Written problem – From the line containing "Output the text content of this document." down to the last line of the material, return those lines verbatim and only those.

* begin Records shown *

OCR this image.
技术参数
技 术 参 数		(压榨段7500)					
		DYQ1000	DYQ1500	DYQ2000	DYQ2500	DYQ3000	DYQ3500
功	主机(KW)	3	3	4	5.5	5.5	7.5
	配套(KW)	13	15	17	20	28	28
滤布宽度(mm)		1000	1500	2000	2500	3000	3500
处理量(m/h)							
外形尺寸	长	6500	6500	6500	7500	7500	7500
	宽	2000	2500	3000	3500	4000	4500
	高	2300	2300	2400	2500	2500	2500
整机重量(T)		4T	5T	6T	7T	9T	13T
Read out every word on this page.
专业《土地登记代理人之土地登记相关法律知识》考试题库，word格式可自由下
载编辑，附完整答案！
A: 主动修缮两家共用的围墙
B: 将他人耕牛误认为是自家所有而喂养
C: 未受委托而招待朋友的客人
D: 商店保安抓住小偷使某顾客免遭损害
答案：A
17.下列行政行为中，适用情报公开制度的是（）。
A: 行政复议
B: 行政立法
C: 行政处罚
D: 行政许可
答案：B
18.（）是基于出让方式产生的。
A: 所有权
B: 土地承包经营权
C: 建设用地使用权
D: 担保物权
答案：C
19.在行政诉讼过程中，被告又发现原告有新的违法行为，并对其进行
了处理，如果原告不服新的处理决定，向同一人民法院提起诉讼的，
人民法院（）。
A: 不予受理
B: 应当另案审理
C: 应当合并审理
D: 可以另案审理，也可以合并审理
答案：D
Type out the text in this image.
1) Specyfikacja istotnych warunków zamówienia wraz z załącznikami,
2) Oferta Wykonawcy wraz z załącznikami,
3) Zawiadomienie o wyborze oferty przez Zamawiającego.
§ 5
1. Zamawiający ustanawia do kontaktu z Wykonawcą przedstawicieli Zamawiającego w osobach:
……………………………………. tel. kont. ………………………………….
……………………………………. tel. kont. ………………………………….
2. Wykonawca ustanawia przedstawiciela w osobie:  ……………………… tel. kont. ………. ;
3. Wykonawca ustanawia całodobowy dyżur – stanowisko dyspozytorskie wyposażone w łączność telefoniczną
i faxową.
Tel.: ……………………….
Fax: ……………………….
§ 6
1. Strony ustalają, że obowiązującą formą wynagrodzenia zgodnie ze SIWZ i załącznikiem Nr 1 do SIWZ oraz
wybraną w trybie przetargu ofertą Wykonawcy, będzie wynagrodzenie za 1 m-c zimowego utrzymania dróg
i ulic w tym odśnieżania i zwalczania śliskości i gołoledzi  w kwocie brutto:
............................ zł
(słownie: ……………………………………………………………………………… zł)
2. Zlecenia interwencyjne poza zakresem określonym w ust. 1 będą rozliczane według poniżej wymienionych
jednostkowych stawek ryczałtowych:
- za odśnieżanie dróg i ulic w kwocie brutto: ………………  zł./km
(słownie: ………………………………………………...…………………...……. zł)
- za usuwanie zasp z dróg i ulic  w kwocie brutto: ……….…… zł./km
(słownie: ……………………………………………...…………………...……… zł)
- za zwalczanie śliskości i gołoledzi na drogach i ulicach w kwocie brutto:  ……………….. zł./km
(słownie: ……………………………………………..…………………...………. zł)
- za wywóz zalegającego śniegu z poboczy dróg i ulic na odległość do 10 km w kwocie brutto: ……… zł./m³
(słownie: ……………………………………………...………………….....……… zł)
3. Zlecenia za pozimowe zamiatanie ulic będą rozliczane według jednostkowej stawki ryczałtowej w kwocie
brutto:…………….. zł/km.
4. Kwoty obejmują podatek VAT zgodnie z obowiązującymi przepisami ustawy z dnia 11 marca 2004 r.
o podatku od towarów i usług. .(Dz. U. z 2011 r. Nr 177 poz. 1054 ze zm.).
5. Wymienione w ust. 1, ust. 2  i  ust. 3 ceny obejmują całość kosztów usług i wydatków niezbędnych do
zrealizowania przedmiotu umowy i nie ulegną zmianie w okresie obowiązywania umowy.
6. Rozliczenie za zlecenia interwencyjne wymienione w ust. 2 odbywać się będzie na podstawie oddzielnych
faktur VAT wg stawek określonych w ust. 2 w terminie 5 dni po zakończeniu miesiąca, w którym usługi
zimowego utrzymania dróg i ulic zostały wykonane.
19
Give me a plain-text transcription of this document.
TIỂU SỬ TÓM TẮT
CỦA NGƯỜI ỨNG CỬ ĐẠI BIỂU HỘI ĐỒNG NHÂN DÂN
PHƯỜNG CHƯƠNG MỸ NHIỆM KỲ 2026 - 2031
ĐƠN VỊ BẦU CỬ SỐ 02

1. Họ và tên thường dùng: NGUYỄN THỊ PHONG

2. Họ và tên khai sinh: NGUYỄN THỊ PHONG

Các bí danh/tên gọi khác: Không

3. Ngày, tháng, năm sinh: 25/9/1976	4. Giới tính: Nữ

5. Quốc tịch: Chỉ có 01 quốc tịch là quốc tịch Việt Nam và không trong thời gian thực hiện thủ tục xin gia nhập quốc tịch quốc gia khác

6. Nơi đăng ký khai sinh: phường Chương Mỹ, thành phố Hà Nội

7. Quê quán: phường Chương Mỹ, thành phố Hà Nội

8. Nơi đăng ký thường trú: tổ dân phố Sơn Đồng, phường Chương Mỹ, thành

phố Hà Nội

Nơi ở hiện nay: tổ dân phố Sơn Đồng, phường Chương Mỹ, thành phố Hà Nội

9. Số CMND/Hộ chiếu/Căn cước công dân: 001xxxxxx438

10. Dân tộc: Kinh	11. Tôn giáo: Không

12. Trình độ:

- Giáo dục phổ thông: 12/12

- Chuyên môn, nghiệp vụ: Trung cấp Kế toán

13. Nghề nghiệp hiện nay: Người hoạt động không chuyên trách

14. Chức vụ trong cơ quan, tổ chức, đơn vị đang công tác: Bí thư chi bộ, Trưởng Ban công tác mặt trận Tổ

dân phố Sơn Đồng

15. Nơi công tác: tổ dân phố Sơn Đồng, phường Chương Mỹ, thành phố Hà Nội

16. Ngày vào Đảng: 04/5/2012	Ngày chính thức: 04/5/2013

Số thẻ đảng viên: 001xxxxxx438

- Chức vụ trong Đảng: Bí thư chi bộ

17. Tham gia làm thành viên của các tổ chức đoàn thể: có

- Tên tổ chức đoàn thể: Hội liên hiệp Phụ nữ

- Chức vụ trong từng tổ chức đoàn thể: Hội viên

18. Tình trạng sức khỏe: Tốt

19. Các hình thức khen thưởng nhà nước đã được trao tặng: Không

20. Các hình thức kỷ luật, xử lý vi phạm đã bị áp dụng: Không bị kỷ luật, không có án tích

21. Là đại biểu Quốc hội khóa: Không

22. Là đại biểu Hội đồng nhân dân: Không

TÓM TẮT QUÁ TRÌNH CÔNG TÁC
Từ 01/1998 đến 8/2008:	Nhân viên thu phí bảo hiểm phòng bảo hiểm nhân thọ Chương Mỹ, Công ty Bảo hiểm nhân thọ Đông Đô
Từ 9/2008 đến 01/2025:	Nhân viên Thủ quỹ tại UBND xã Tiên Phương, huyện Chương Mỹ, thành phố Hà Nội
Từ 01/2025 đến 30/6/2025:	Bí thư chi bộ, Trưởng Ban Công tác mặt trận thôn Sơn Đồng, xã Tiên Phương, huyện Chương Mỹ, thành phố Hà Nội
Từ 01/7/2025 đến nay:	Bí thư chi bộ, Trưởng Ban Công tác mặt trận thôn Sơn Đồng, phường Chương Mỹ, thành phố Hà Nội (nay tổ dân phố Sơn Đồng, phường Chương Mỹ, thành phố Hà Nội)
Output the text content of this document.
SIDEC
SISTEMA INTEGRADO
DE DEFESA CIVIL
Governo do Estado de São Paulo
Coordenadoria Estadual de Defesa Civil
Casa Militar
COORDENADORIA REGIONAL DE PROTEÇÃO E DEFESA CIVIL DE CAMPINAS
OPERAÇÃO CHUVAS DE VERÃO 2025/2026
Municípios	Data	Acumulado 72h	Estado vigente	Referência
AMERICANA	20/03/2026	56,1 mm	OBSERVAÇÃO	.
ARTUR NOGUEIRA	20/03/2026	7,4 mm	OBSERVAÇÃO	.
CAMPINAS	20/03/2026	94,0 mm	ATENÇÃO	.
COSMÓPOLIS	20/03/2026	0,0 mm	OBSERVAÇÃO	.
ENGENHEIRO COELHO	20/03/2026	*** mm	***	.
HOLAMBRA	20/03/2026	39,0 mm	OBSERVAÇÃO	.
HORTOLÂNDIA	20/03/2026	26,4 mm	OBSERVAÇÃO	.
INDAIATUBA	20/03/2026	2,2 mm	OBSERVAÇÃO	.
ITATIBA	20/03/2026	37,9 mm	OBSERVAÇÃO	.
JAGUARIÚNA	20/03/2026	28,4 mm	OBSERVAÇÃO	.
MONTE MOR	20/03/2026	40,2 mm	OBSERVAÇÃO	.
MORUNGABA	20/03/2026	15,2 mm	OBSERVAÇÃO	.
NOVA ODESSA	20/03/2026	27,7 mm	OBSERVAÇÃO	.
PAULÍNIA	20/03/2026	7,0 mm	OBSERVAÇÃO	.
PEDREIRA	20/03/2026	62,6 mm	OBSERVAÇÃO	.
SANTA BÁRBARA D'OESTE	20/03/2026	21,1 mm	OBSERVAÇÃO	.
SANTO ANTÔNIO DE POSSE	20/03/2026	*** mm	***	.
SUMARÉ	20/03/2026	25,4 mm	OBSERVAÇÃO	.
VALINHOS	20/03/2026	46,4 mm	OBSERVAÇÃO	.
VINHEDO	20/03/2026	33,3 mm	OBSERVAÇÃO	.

* end Records shown *

The response –
Output the text content of this document.
SIDEC
SISTEMA INTEGRADO
DE DEFESA CIVIL
Governo do Estado de São Paulo
Coordenadoria Estadual de Defesa Civil
Casa Militar
COORDENADORIA REGIONAL DE PROTEÇÃO E DEFESA CIVIL DE CAMPINAS
OPERAÇÃO CHUVAS DE VERÃO 2025/2026
Municípios	Data	Acumulado 72h	Estado vigente	Referência
AMERICANA	20/03/2026	56,1 mm	OBSERVAÇÃO	.
ARTUR NOGUEIRA	20/03/2026	7,4 mm	OBSERVAÇÃO	.
CAMPINAS	20/03/2026	94,0 mm	ATENÇÃO	.
COSMÓPOLIS	20/03/2026	0,0 mm	OBSERVAÇÃO	.
ENGENHEIRO COELHO	20/03/2026	*** mm	***	.
HOLAMBRA	20/03/2026	39,0 mm	OBSERVAÇÃO	.
HORTOLÂNDIA	20/03/2026	26,4 mm	OBSERVAÇÃO	.
INDAIATUBA	20/03/2026	2,2 mm	OBSERVAÇÃO	.
ITATIBA	20/03/2026	37,9 mm	OBSERVAÇÃO	.
JAGUARIÚNA	20/03/2026	28,4 mm	OBSERVAÇÃO	.
MONTE MOR	20/03/2026	40,2 mm	OBSERVAÇÃO	.
MORUNGABA	20/03/2026	15,2 mm	OBSERVAÇÃO	.
NOVA ODESSA	20/03/2026	27,7 mm	OBSERVAÇÃO	.
PAULÍNIA	20/03/2026	7,0 mm	OBSERVAÇÃO	.
PEDREIRA	20/03/2026	62,6 mm	OBSERVAÇÃO	.
SANTA BÁRBARA D'OESTE	20/03/2026	21,1 mm	OBSERVAÇÃO	.
SANTO ANTÔNIO DE POSSE	20/03/2026	*** mm	***	.
SUMARÉ	20/03/2026	25,4 mm	OBSERVAÇÃO	.
VALINHOS	20/03/2026	46,4 mm	OBSERVAÇÃO	.
VINHEDO	20/03/2026	33,3 mm	OBSERVAÇÃO	.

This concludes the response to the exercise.